• _WHAT IS NEEDED_: Pick out the lines below that contain the string "November" and copy them all.

[Collected data entries]
* START *
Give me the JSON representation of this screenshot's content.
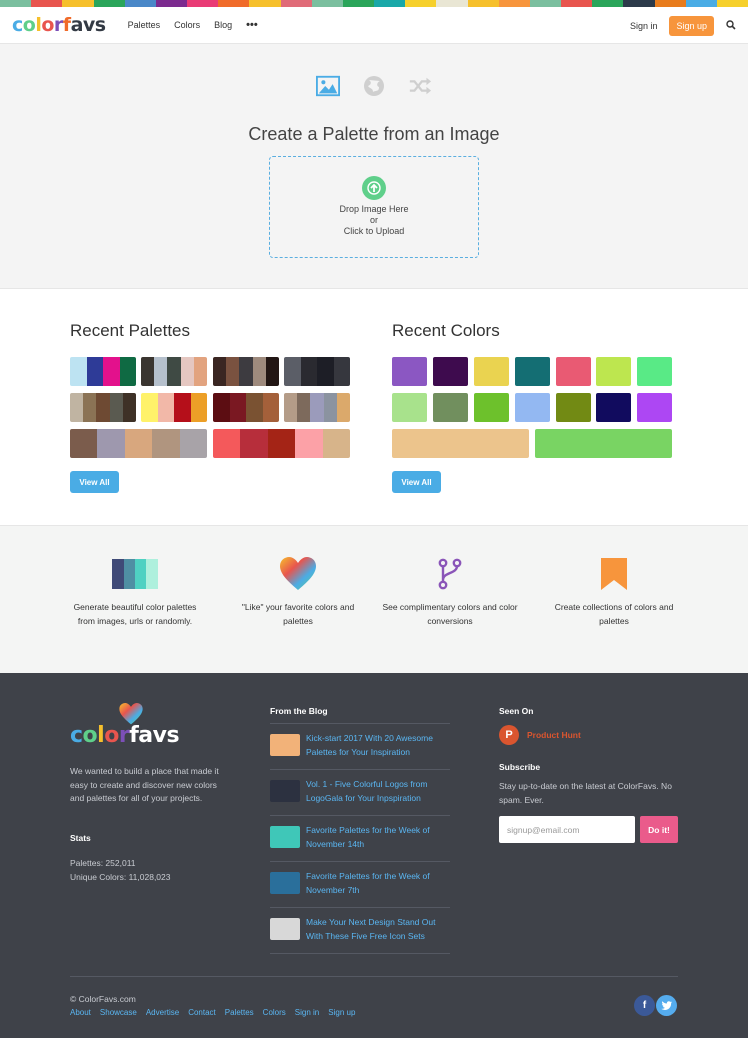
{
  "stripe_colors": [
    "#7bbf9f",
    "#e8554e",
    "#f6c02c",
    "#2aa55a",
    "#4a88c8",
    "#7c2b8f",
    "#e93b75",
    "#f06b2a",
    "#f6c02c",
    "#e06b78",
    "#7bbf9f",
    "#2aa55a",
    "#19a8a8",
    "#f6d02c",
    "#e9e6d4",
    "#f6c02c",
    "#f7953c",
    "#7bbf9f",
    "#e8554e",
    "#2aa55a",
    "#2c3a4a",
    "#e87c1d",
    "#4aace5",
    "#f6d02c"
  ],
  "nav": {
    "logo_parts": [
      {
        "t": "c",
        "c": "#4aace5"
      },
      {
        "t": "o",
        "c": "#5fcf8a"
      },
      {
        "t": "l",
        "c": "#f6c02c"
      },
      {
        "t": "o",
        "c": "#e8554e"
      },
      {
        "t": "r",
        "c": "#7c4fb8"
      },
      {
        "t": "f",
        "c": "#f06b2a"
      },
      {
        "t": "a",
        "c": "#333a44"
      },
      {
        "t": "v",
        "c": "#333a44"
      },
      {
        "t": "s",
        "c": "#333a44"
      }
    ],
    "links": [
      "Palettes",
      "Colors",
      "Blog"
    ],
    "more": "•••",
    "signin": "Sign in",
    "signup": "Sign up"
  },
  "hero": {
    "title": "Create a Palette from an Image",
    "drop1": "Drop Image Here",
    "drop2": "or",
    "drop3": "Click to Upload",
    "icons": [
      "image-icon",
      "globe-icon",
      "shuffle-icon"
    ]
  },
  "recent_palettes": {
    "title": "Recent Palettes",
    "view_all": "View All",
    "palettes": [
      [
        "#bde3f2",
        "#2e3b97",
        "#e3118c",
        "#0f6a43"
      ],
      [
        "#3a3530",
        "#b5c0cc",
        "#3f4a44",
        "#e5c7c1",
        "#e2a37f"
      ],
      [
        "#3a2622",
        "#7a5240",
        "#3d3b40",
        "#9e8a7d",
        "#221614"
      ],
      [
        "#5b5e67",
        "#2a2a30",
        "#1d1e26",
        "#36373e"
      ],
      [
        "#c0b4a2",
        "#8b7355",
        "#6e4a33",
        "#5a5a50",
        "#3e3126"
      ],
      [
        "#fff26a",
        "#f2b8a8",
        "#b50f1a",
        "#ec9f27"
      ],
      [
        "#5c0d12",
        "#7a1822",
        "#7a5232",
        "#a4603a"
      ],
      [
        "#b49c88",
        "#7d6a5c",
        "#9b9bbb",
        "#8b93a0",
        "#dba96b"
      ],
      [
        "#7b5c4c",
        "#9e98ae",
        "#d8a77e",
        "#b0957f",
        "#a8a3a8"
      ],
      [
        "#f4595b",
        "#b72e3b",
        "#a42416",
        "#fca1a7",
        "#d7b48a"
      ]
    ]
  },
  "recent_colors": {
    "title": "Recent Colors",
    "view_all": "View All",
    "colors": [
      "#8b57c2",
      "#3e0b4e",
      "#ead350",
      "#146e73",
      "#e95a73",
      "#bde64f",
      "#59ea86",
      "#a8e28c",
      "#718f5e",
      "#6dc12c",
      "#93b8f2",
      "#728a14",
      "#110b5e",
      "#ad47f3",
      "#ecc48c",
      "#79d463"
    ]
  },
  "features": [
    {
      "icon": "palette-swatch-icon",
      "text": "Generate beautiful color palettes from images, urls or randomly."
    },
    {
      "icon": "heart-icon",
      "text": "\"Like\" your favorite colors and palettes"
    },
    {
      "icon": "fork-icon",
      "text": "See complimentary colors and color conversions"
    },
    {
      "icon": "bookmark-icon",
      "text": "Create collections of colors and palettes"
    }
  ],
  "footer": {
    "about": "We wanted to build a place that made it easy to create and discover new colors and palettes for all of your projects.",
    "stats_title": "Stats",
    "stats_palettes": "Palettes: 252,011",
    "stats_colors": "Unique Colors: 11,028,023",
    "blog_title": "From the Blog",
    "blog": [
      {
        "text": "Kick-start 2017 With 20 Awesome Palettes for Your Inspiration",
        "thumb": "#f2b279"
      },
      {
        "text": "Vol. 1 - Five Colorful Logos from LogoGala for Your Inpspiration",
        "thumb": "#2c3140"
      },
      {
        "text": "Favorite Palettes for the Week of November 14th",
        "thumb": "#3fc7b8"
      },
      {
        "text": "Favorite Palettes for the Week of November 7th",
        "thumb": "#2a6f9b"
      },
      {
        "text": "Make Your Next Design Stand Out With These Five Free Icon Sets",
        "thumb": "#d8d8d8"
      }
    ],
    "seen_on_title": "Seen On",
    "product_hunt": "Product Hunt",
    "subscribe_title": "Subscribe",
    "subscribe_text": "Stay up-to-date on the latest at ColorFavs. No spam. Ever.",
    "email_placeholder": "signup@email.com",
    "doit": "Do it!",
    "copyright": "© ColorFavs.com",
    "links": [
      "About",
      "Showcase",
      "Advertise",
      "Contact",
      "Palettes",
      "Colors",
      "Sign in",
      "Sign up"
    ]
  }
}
* END *
* START *
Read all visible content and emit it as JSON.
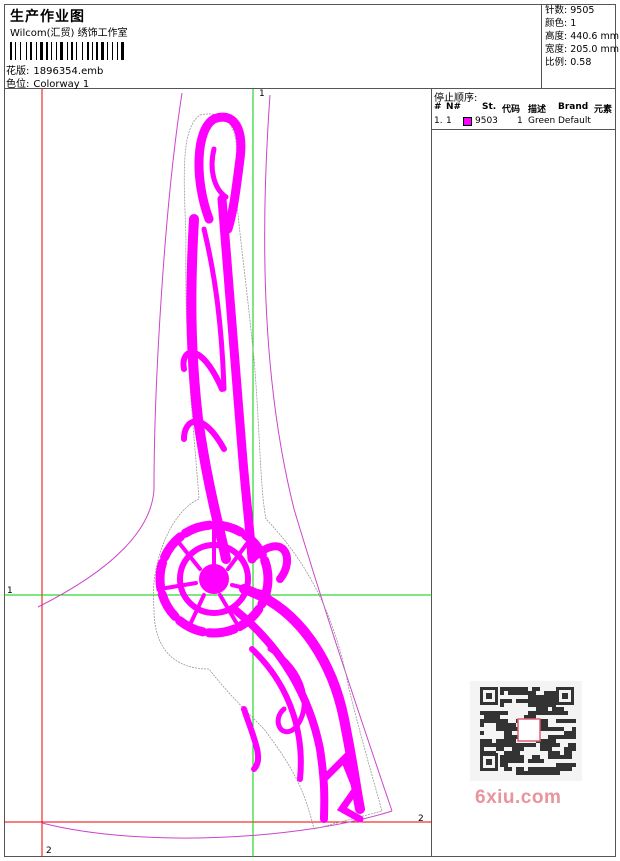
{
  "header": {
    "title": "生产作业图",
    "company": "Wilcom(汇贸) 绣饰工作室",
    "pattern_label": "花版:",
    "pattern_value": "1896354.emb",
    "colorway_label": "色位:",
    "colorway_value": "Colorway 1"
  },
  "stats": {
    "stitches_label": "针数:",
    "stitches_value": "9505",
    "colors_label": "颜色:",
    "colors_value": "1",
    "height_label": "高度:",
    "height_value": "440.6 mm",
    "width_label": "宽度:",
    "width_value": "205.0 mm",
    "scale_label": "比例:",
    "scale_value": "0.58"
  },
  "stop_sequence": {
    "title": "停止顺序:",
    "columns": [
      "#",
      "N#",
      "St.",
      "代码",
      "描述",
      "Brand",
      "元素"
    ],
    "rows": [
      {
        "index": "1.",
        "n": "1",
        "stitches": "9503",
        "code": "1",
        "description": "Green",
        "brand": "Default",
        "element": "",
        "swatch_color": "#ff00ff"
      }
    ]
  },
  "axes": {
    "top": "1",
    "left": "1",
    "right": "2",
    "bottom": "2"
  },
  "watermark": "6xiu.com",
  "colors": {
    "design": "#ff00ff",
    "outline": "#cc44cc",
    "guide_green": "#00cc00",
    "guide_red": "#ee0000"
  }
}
* END *
• _OUTPUT FOR THIS EXERCISE_:
        "text": "Favorite Palettes for the Week of November 14th",
        "text": "Favorite Palettes for the Week of November 7th",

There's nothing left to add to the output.